───── EXTRAIT DU TEXTE

La Fraternité se retire de la table des négociations

La Fraternité se retire de la table des négociations
Luc Fleurant

Nous apprenons que la Fraternité s’est retirée hier (12 décembre) de la table des négociations, après 45 minutes de discussions.

 Elle a décidé de régler en arbitrage. Les dates sont déjà définies au mois de mars prochain.  « Les économies qu’on voulait donner aux citoyens, ils voulaient se les accaparer,» nous commente Pierre Dionne, directeur général. Le 6 décembre dernier, le syndicat des policiers exposait ses demandes aux représentants de la ville.  Ces demandes comportent entre autres des augmentations de salaire de 4 % par année, pour les années 2010, 2011 et 2012. 

De plus, le syndicat réclame des montants forfaitaires pour l’ensemble de ses membres à titre de compensation pour le transfert à la Sûreté du Québec, soit une somme globale de 5 400 000 $. Pour la ville, il n’est financièrement pas question de verser un montant forfaitaire de 5,4 millions au syndicat policier : cette demande apparaît totalement irréaliste et irait à l’encontre d’une saine gestion des ressources des Adélois.

──────────
───── DONNÉES RÉPERTORIÉES

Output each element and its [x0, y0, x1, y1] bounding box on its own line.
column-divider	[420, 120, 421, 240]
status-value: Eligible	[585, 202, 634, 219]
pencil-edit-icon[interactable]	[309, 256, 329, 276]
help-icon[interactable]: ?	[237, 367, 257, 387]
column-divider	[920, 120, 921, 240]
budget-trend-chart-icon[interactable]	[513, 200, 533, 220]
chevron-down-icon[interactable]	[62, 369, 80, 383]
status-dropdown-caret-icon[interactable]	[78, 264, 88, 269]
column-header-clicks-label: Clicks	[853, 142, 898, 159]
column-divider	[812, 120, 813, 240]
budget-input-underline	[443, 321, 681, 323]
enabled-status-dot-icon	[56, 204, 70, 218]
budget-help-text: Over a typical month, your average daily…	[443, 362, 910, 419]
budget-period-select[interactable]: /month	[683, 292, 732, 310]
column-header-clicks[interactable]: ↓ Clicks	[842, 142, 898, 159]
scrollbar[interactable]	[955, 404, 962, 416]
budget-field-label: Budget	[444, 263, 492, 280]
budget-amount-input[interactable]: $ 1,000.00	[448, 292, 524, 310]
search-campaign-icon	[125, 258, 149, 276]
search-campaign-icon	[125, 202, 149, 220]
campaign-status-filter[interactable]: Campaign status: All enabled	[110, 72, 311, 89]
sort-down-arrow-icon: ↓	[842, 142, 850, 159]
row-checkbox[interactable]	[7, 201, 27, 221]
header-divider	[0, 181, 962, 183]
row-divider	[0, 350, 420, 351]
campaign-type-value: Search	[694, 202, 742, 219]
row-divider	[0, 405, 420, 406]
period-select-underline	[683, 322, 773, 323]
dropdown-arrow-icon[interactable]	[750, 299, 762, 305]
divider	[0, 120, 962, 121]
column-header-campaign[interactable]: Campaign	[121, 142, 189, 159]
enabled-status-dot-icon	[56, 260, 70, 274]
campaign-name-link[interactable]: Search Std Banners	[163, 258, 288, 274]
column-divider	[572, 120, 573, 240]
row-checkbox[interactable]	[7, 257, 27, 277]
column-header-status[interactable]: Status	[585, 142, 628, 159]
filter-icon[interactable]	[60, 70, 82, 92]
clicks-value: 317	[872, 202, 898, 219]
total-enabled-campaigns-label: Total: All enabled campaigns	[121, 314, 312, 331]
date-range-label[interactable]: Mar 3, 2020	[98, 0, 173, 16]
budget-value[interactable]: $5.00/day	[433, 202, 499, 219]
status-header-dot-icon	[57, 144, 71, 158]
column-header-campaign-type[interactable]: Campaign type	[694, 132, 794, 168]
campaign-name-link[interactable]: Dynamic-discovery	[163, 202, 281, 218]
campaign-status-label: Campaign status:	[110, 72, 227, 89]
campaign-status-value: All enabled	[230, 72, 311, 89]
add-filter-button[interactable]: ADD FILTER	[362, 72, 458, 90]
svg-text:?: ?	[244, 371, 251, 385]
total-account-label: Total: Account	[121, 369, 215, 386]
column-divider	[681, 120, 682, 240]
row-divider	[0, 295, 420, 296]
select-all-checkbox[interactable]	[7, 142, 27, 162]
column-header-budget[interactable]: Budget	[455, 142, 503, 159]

──────────

CONSIGNE A
Dans l'article sur le retrait de la Fraternité des négociations, relevez toutes les années pour lesquelles le syndicat réclame une augmentation de salaire de 4 %.
CONSIGNE B
Reprenez l'article sur le retrait de la Fraternité des négociations à la suite de sa dernière phrase.

RÉPONSE ATTENDUE A
2010, 2011, 2012

RÉPONSE ATTENDUE B
«…La loi de police prévoit les conditions de transfert d’un corps de police municipale vers la Sûreté.  Il n’est pas question pour la ville que les économies que nous allons faire, soient transmises aux seuls membres de la Fraternité en cédant à des demandes extravagantes afin de combler les désavantages sur 10 ans pour le transfert à la Sûreté du Québec et les indemnités pour le rachat de leur fonds de pension.  Ces économies appartiennent aux contribuables, » a déclaré le maire de Sainte-Adèle, Réjean Charbonneau.